Find the lines holding "copper" and copy them.

····················

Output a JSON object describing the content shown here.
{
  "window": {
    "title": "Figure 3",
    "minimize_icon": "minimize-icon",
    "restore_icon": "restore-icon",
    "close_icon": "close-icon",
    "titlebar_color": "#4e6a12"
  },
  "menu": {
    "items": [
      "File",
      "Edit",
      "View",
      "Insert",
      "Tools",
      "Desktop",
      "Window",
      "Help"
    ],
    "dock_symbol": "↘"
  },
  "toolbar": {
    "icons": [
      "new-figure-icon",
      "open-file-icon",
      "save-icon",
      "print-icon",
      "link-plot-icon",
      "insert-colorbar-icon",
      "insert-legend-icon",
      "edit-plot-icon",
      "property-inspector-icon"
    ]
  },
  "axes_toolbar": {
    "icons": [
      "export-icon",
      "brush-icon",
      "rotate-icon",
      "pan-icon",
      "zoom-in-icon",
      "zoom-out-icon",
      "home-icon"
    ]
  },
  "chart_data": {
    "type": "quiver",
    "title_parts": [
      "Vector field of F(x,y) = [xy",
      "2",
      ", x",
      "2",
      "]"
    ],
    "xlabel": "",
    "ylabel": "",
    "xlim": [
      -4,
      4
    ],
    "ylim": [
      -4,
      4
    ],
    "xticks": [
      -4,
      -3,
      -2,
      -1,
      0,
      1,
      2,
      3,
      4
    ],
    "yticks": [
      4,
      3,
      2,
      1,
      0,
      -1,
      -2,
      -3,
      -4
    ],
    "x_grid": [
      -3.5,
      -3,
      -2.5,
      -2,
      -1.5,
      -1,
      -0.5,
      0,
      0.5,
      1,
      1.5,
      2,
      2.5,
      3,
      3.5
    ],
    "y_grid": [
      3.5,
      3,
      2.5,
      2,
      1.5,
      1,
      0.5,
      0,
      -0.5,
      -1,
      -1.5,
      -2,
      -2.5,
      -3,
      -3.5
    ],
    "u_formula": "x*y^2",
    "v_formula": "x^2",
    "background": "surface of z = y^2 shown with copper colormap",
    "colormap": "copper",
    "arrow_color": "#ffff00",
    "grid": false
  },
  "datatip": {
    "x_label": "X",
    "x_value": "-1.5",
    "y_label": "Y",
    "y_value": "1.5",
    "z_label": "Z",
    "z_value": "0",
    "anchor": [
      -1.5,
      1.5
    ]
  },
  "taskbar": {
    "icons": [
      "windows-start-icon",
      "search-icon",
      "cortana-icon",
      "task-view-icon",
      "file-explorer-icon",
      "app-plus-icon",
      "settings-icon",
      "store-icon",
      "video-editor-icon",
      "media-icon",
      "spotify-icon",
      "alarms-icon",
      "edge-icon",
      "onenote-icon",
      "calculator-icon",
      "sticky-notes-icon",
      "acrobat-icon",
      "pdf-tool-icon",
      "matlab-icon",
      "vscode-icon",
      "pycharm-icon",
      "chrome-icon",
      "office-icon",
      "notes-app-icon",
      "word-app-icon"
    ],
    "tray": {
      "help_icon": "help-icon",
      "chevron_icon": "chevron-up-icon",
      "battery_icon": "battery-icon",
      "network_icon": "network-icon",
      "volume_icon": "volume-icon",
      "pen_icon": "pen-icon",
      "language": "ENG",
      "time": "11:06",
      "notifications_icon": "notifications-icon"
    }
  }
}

····················

▶ [Output of the task]:
    "background": "surface of z = y^2 shown with copper colormap",
    "colormap": "copper",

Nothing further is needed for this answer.